| TEXT EXTRACT |
^^^^^^^^
If that seems like a tall order, it is! Unconditional love is not something people muster up on their own. In order to love this way leaders, like everyone else, need to be vitally connected to the Lord Jesus– like branches connected to a vine (John 15) – receiving the love of Jesus and letting it flow through their lives to others.
Benefits for leaders who are loving:
1. Those who pursue loving others do not need to spend valuable energy and attention avoiding destructive behaviors.
2. Loving others catalyzes transformation in the leader.
Benefits for the community where leaders are loving:
1. Loving others enables leaders to go beyond just accomplishing goals to creating community culture, fostering collaboration and raising up new leadership.
2. Loved people are able to offer more of their creativity and passion to the team.
Biblical inspiration and support:
Recently a friend gave me a book, Renovated by Jim Wilder. While I was reading the first two chapters a thought stirred in me… What if the two greatest commandments are not just God’s demands on us, or even the path to a fruitful life… What if they are also God’s mode of transforming us?
^^^^^^^^
| SUPPLIED INFORMATION |
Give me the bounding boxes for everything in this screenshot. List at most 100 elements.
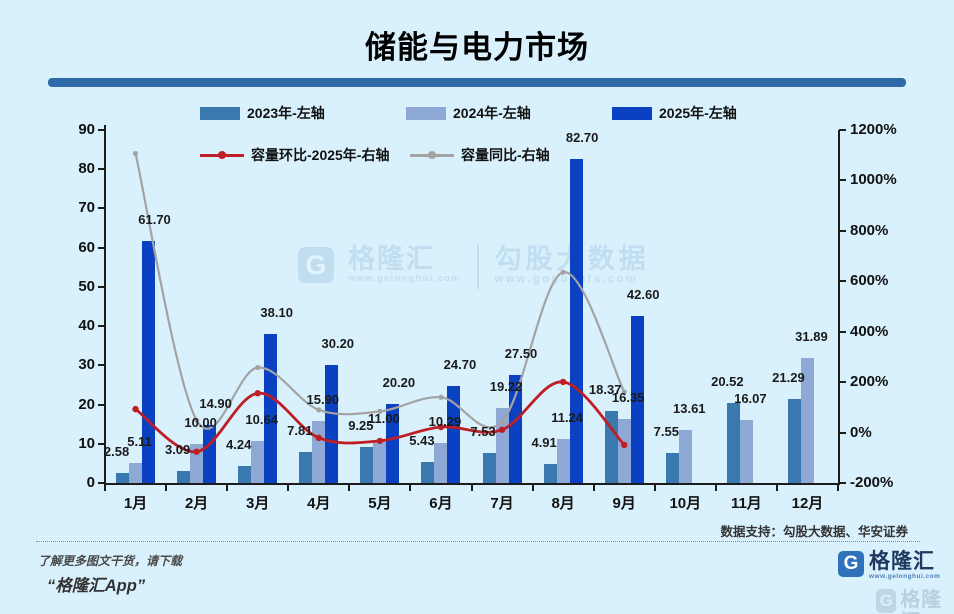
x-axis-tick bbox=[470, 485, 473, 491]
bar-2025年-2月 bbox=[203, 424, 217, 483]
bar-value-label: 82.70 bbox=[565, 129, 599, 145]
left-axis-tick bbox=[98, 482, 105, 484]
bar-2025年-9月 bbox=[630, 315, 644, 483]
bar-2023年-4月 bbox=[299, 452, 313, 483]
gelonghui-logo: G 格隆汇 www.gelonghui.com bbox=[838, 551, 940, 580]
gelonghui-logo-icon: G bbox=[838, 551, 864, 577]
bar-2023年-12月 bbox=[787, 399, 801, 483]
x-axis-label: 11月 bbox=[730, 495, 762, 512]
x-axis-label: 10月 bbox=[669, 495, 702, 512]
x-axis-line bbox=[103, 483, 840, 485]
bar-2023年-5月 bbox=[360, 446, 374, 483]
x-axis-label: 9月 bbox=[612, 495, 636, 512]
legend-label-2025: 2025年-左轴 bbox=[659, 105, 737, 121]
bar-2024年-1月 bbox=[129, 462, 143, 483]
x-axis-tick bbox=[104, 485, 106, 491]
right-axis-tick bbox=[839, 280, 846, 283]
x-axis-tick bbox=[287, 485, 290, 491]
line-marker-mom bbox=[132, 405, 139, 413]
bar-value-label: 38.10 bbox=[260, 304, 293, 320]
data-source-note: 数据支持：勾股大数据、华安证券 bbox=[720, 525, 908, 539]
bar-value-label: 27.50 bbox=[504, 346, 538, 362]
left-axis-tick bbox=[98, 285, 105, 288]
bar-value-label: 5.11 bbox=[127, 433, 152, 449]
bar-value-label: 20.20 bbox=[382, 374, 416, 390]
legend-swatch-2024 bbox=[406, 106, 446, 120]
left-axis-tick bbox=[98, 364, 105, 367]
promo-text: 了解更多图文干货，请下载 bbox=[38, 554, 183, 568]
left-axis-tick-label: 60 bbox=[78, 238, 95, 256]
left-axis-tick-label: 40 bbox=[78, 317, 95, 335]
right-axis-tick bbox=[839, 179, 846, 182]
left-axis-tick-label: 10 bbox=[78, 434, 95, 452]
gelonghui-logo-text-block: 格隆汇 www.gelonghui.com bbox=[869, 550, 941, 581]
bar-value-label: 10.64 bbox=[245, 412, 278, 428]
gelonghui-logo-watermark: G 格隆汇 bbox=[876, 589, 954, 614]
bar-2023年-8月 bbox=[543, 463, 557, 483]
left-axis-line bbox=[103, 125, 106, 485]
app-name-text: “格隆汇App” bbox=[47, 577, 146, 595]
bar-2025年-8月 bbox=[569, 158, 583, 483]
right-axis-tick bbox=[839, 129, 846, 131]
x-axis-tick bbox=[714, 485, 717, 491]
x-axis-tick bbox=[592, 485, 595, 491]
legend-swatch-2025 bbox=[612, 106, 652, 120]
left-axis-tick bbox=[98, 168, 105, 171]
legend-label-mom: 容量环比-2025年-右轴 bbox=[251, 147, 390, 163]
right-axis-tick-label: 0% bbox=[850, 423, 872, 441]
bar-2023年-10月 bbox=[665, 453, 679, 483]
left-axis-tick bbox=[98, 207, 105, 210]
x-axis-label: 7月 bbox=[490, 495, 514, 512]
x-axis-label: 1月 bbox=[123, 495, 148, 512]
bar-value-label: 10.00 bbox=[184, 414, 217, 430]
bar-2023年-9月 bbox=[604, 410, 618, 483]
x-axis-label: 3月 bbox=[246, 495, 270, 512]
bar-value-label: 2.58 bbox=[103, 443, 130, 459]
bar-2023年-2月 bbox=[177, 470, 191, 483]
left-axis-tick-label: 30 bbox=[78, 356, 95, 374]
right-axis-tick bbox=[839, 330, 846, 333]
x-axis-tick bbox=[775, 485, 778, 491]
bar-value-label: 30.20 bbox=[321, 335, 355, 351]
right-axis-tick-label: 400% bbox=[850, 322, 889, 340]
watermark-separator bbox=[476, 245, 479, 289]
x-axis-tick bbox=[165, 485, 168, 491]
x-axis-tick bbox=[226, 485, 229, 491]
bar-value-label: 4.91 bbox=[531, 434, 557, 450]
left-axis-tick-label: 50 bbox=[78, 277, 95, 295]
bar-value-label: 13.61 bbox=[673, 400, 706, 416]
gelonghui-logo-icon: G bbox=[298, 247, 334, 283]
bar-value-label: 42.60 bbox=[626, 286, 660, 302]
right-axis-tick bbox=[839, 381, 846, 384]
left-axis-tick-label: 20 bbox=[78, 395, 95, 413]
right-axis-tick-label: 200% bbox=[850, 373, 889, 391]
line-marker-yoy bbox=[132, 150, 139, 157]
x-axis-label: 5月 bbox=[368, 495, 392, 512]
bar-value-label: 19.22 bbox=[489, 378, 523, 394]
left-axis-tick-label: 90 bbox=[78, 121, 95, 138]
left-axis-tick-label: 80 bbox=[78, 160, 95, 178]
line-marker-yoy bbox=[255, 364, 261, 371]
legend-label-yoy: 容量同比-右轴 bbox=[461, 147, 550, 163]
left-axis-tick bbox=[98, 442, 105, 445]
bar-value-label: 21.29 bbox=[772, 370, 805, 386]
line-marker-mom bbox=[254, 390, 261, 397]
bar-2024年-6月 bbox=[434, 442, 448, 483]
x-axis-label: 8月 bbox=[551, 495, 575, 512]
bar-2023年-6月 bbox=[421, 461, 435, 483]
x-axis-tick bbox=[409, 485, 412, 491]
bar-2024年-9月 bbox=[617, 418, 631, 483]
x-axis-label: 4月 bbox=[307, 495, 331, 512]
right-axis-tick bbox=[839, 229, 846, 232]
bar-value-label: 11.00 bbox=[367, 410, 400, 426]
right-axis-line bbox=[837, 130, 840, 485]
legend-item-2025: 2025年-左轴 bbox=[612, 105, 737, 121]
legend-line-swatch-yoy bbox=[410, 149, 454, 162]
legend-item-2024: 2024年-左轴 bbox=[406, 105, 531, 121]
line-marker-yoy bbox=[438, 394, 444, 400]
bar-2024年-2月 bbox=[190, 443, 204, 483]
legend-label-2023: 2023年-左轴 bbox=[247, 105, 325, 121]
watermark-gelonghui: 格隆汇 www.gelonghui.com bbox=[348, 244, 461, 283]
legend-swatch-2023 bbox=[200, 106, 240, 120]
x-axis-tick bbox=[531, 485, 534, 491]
^^^^^^^^
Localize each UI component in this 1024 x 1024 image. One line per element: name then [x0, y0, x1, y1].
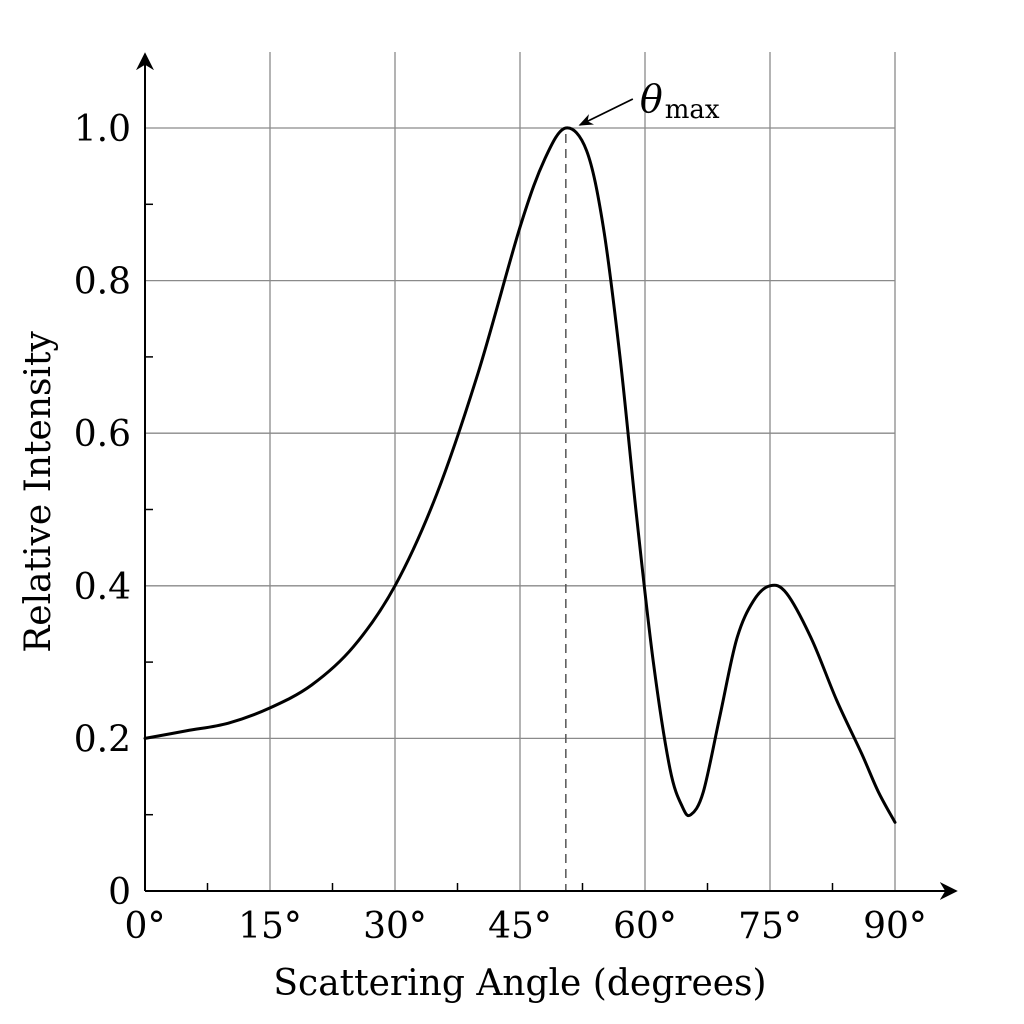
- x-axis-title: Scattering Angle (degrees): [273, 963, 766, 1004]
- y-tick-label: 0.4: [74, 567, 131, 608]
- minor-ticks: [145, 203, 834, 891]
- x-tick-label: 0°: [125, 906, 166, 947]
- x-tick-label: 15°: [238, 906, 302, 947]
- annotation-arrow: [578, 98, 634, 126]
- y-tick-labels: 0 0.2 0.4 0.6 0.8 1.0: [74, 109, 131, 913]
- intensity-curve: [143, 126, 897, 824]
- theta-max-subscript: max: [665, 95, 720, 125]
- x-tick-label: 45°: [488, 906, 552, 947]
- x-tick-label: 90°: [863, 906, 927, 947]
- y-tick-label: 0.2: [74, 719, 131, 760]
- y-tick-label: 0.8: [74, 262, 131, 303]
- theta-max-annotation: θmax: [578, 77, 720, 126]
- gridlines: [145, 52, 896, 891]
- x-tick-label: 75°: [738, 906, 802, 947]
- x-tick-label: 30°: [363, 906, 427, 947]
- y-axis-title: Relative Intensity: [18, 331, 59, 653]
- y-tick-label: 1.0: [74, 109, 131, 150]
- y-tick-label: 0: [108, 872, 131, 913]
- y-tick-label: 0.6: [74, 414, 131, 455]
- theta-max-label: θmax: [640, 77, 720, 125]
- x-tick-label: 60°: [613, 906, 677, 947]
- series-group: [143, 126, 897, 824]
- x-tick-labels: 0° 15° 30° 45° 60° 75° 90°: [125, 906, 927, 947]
^^^^^^^^
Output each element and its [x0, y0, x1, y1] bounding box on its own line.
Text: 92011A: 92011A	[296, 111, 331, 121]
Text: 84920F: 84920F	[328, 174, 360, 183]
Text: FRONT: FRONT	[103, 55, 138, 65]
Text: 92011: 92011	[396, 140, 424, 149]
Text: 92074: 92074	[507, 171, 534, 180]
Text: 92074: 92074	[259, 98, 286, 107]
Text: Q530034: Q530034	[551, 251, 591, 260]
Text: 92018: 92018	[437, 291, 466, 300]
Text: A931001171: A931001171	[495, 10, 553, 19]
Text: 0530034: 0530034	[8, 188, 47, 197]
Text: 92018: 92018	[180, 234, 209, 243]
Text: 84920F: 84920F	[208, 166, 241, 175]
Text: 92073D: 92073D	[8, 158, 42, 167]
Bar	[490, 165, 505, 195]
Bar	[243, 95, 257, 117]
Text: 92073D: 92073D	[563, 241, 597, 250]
^^^^^^^^
Restate the passage on loving leadership, starting with "2. Loving others" and going on through "to the team.", and swap "community" for "congregation".

2. Loving others catalyzes transformation in the leader.
Benefits for the congregation where leaders are loving:
1. Loving others enables leaders to go beyond just accomplishing goals to creating congregation culture, fostering collaboration and raising up new leadership.
2. Loved people are able to offer more of their creativity and passion to the team.